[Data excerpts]
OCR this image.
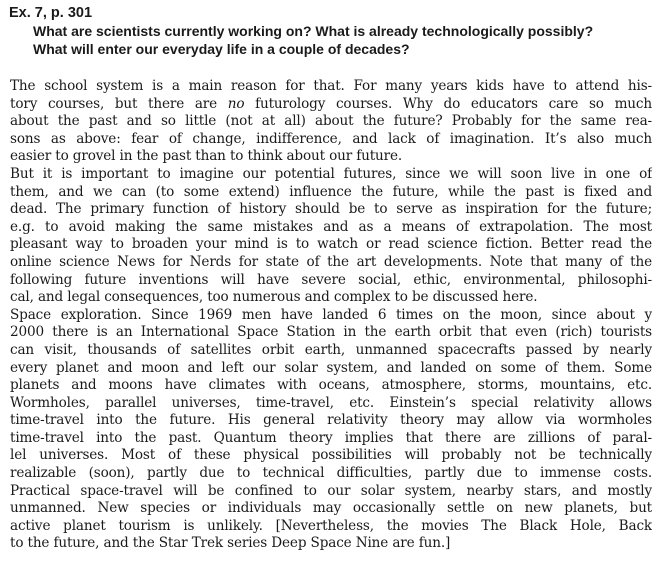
Ex. 7, p. 301
What are scientists currently working on? What is already technologically possibly?
What will enter our everyday life in a couple of decades?
The school system is a main reason for that. For many years kids have to attend his-
tory courses, but there are no futurology courses. Why do educators care so much
about the past and so little (not at all) about the future? Probably for the same rea-
sons as above: fear of change, indifference, and lack of imagination. It’s also much
easier to grovel in the past than to think about our future.
But it is important to imagine our potential futures, since we will soon live in one of
them, and we can (to some extend) influence the future, while the past is fixed and
dead. The primary function of history should be to serve as inspiration for the future;
e.g. to avoid making the same mistakes and as a means of extrapolation. The most
pleasant way to broaden your mind is to watch or read science fiction. Better read the
online science News for Nerds for state of the art developments. Note that many of the
following future inventions will have severe social, ethic, environmental, philosophi-
cal, and legal consequences, too numerous and complex to be discussed here.
Space exploration. Since 1969 men have landed 6 times on the moon, since about y
2000 there is an International Space Station in the earth orbit that even (rich) tourists
can visit, thousands of satellites orbit earth, unmanned spacecrafts passed by nearly
every planet and moon and left our solar system, and landed on some of them. Some
planets and moons have climates with oceans, atmosphere, storms, mountains, etc.
Wormholes, parallel universes, time-travel, etc. Einstein’s special relativity allows
time-travel into the future. His general relativity theory may allow via wormholes
time-travel into the past. Quantum theory implies that there are zillions of paral-
lel universes. Most of these physical possibilities will probably not be technically
realizable (soon), partly due to technical difficulties, partly due to immense costs.
Practical space-travel will be confined to our solar system, nearby stars, and mostly
unmanned. New species or individuals may occasionally settle on new planets, but
active planet tourism is unlikely. [Nevertheless, the movies The Black Hole, Back
to the future, and the Star Trek series Deep Space Nine are fun.]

## To be done:
Return each line from the material above exactly, but not the pictures.

## Full output:
OCR this image.
Ex. 7, p. 301
What are scientists currently working on? What is already technologically possibly?
What will enter our everyday life in a couple of decades?
The school system is a main reason for that. For many years kids have to attend his-
tory courses, but there are no futurology courses. Why do educators care so much
about the past and so little (not at all) about the future? Probably for the same rea-
sons as above: fear of change, indifference, and lack of imagination. It’s also much
easier to grovel in the past than to think about our future.
But it is important to imagine our potential futures, since we will soon live in one of
them, and we can (to some extend) influence the future, while the past is fixed and
dead. The primary function of history should be to serve as inspiration for the future;
e.g. to avoid making the same mistakes and as a means of extrapolation. The most
pleasant way to broaden your mind is to watch or read science fiction. Better read the
online science News for Nerds for state of the art developments. Note that many of the
following future inventions will have severe social, ethic, environmental, philosophi-
cal, and legal consequences, too numerous and complex to be discussed here.
Space exploration. Since 1969 men have landed 6 times on the moon, since about y
2000 there is an International Space Station in the earth orbit that even (rich) tourists
can visit, thousands of satellites orbit earth, unmanned spacecrafts passed by nearly
every planet and moon and left our solar system, and landed on some of them. Some
planets and moons have climates with oceans, atmosphere, storms, mountains, etc.
Wormholes, parallel universes, time-travel, etc. Einstein’s special relativity allows
time-travel into the future. His general relativity theory may allow via wormholes
time-travel into the past. Quantum theory implies that there are zillions of paral-
lel universes. Most of these physical possibilities will probably not be technically
realizable (soon), partly due to technical difficulties, partly due to immense costs.
Practical space-travel will be confined to our solar system, nearby stars, and mostly
unmanned. New species or individuals may occasionally settle on new planets, but
active planet tourism is unlikely. [Nevertheless, the movies The Black Hole, Back
to the future, and the Star Trek series Deep Space Nine are fun.]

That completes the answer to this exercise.